## PROVIDED ENTRIES
..............................

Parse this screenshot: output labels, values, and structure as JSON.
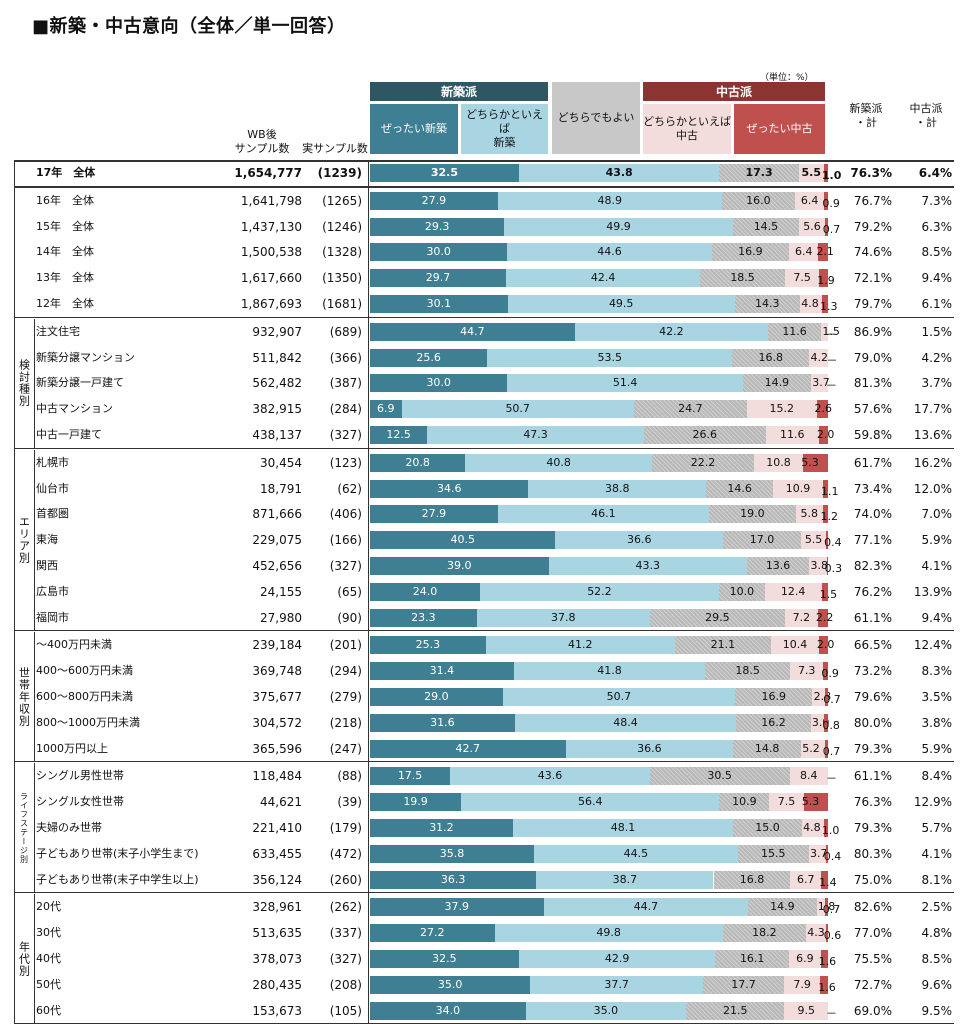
{
  "page_title": "■新築・中古意向（全体／単一回答）",
  "unit_note": "（単位：%）",
  "headers": {
    "wb": [
      "WB後",
      "サンプル数"
    ],
    "real": "実サンプル数",
    "group_new": "新築派",
    "group_old": "中古派",
    "cats": [
      "ぜったい新築",
      "どちらかといえば\n新築",
      "どちらでもよい",
      "どちらかといえば\n中古",
      "ぜったい中古"
    ],
    "sum_new": "新築派\n・計",
    "sum_old": "中古派\n・計"
  },
  "groups": [
    {
      "name": "",
      "rows": [
        {
          "label": "17年　全体",
          "wb": "1,654,777",
          "real": "(1239)",
          "values": [
            32.5,
            43.8,
            17.3,
            5.5,
            1.0
          ],
          "new_total": "76.3%",
          "old_total": "6.4%",
          "bold": true
        }
      ]
    },
    {
      "name": "",
      "rows": [
        {
          "label": "16年　全体",
          "wb": "1,641,798",
          "real": "(1265)",
          "values": [
            27.9,
            48.9,
            16.0,
            6.4,
            0.9
          ],
          "new_total": "76.7%",
          "old_total": "7.3%"
        },
        {
          "label": "15年　全体",
          "wb": "1,437,130",
          "real": "(1246)",
          "values": [
            29.3,
            49.9,
            14.5,
            5.6,
            0.7
          ],
          "new_total": "79.2%",
          "old_total": "6.3%"
        },
        {
          "label": "14年　全体",
          "wb": "1,500,538",
          "real": "(1328)",
          "values": [
            30.0,
            44.6,
            16.9,
            6.4,
            2.1
          ],
          "new_total": "74.6%",
          "old_total": "8.5%"
        },
        {
          "label": "13年　全体",
          "wb": "1,617,660",
          "real": "(1350)",
          "values": [
            29.7,
            42.4,
            18.5,
            7.5,
            1.9
          ],
          "new_total": "72.1%",
          "old_total": "9.4%"
        },
        {
          "label": "12年　全体",
          "wb": "1,867,693",
          "real": "(1681)",
          "values": [
            30.1,
            49.5,
            14.3,
            4.8,
            1.3
          ],
          "new_total": "79.7%",
          "old_total": "6.1%"
        }
      ]
    },
    {
      "name": "検討種別",
      "rows": [
        {
          "label": "注文住宅",
          "wb": "932,907",
          "real": "(689)",
          "values": [
            44.7,
            42.2,
            11.6,
            1.5,
            0
          ],
          "new_total": "86.9%",
          "old_total": "1.5%"
        },
        {
          "label": "新築分譲マンション",
          "wb": "511,842",
          "real": "(366)",
          "values": [
            25.6,
            53.5,
            16.8,
            4.2,
            0
          ],
          "new_total": "79.0%",
          "old_total": "4.2%"
        },
        {
          "label": "新築分譲一戸建て",
          "wb": "562,482",
          "real": "(387)",
          "values": [
            30.0,
            51.4,
            14.9,
            3.7,
            0
          ],
          "new_total": "81.3%",
          "old_total": "3.7%"
        },
        {
          "label": "中古マンション",
          "wb": "382,915",
          "real": "(284)",
          "values": [
            6.9,
            50.7,
            24.7,
            15.2,
            2.6
          ],
          "new_total": "57.6%",
          "old_total": "17.7%"
        },
        {
          "label": "中古一戸建て",
          "wb": "438,137",
          "real": "(327)",
          "values": [
            12.5,
            47.3,
            26.6,
            11.6,
            2.0
          ],
          "new_total": "59.8%",
          "old_total": "13.6%"
        }
      ]
    },
    {
      "name": "エリア別",
      "rows": [
        {
          "label": "札幌市",
          "wb": "30,454",
          "real": "(123)",
          "values": [
            20.8,
            40.8,
            22.2,
            10.8,
            5.3
          ],
          "new_total": "61.7%",
          "old_total": "16.2%"
        },
        {
          "label": "仙台市",
          "wb": "18,791",
          "real": "(62)",
          "values": [
            34.6,
            38.8,
            14.6,
            10.9,
            1.1
          ],
          "new_total": "73.4%",
          "old_total": "12.0%"
        },
        {
          "label": "首都圏",
          "wb": "871,666",
          "real": "(406)",
          "values": [
            27.9,
            46.1,
            19.0,
            5.8,
            1.2
          ],
          "new_total": "74.0%",
          "old_total": "7.0%"
        },
        {
          "label": "東海",
          "wb": "229,075",
          "real": "(166)",
          "values": [
            40.5,
            36.6,
            17.0,
            5.5,
            0.4
          ],
          "new_total": "77.1%",
          "old_total": "5.9%"
        },
        {
          "label": "関西",
          "wb": "452,656",
          "real": "(327)",
          "values": [
            39.0,
            43.3,
            13.6,
            3.8,
            0.3
          ],
          "new_total": "82.3%",
          "old_total": "4.1%"
        },
        {
          "label": "広島市",
          "wb": "24,155",
          "real": "(65)",
          "values": [
            24.0,
            52.2,
            10.0,
            12.4,
            1.5
          ],
          "new_total": "76.2%",
          "old_total": "13.9%"
        },
        {
          "label": "福岡市",
          "wb": "27,980",
          "real": "(90)",
          "values": [
            23.3,
            37.8,
            29.5,
            7.2,
            2.2
          ],
          "new_total": "61.1%",
          "old_total": "9.4%"
        }
      ]
    },
    {
      "name": "世帯年収別",
      "rows": [
        {
          "label": "～400万円未満",
          "wb": "239,184",
          "real": "(201)",
          "values": [
            25.3,
            41.2,
            21.1,
            10.4,
            2.0
          ],
          "new_total": "66.5%",
          "old_total": "12.4%"
        },
        {
          "label": "400～600万円未満",
          "wb": "369,748",
          "real": "(294)",
          "values": [
            31.4,
            41.8,
            18.5,
            7.3,
            0.9
          ],
          "new_total": "73.2%",
          "old_total": "8.3%"
        },
        {
          "label": "600～800万円未満",
          "wb": "375,677",
          "real": "(279)",
          "values": [
            29.0,
            50.7,
            16.9,
            2.8,
            0.7
          ],
          "new_total": "79.6%",
          "old_total": "3.5%"
        },
        {
          "label": "800～1000万円未満",
          "wb": "304,572",
          "real": "(218)",
          "values": [
            31.6,
            48.4,
            16.2,
            3.0,
            0.8
          ],
          "new_total": "80.0%",
          "old_total": "3.8%"
        },
        {
          "label": "1000万円以上",
          "wb": "365,596",
          "real": "(247)",
          "values": [
            42.7,
            36.6,
            14.8,
            5.2,
            0.7
          ],
          "new_total": "79.3%",
          "old_total": "5.9%"
        }
      ]
    },
    {
      "name": "ライフステージ別",
      "rows": [
        {
          "label": "シングル男性世帯",
          "wb": "118,484",
          "real": "(88)",
          "values": [
            17.5,
            43.6,
            30.5,
            8.4,
            0
          ],
          "new_total": "61.1%",
          "old_total": "8.4%"
        },
        {
          "label": "シングル女性世帯",
          "wb": "44,621",
          "real": "(39)",
          "values": [
            19.9,
            56.4,
            10.9,
            7.5,
            5.3
          ],
          "new_total": "76.3%",
          "old_total": "12.9%"
        },
        {
          "label": "夫婦のみ世帯",
          "wb": "221,410",
          "real": "(179)",
          "values": [
            31.2,
            48.1,
            15.0,
            4.8,
            1.0
          ],
          "new_total": "79.3%",
          "old_total": "5.7%"
        },
        {
          "label": "子どもあり世帯(末子小学生まで)",
          "wb": "633,455",
          "real": "(472)",
          "values": [
            35.8,
            44.5,
            15.5,
            3.7,
            0.4
          ],
          "new_total": "80.3%",
          "old_total": "4.1%"
        },
        {
          "label": "子どもあり世帯(末子中学生以上)",
          "wb": "356,124",
          "real": "(260)",
          "values": [
            36.3,
            38.7,
            16.8,
            6.7,
            1.4
          ],
          "new_total": "75.0%",
          "old_total": "8.1%"
        }
      ]
    },
    {
      "name": "年代別",
      "rows": [
        {
          "label": "20代",
          "wb": "328,961",
          "real": "(262)",
          "values": [
            37.9,
            44.7,
            14.9,
            1.8,
            0.7
          ],
          "new_total": "82.6%",
          "old_total": "2.5%"
        },
        {
          "label": "30代",
          "wb": "513,635",
          "real": "(337)",
          "values": [
            27.2,
            49.8,
            18.2,
            4.3,
            0.6
          ],
          "new_total": "77.0%",
          "old_total": "4.8%"
        },
        {
          "label": "40代",
          "wb": "378,073",
          "real": "(327)",
          "values": [
            32.5,
            42.9,
            16.1,
            6.9,
            1.6
          ],
          "new_total": "75.5%",
          "old_total": "8.5%"
        },
        {
          "label": "50代",
          "wb": "280,435",
          "real": "(208)",
          "values": [
            35.0,
            37.7,
            17.7,
            7.9,
            1.6
          ],
          "new_total": "72.7%",
          "old_total": "9.6%"
        },
        {
          "label": "60代",
          "wb": "153,673",
          "real": "(105)",
          "values": [
            34.0,
            35.0,
            21.5,
            9.5,
            0
          ],
          "new_total": "69.0%",
          "old_total": "9.5%"
        }
      ]
    }
  ],
  "chart_data": {
    "type": "bar",
    "orientation": "horizontal-stacked-100",
    "series_names": [
      "ぜったい新築",
      "どちらかといえば新築",
      "どちらでもよい",
      "どちらかといえば中古",
      "ぜったい中古"
    ],
    "colors": [
      "#3f7f93",
      "#a9d5e3",
      "#b8b8b8",
      "#f2dcdc",
      "#c0504d"
    ],
    "header_colors": {
      "group_new": "#2f5663",
      "group_old": "#8b3533",
      "cat_new": "#a9d5e3",
      "cat_new_strong": "#3f7f93",
      "cat_neutral": "#c8c8c8",
      "cat_old": "#f2dcdc",
      "cat_old_strong": "#c0504d"
    },
    "dash_for_zero": "－"
  }
}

..............................

## SET EXERCISE
Show all lines from the records above where the word "子どもあり世帯" occurs.

## TASK RESULT
          "label": "子どもあり世帯(末子小学生まで)",
          "label": "子どもあり世帯(末子中学生以上)",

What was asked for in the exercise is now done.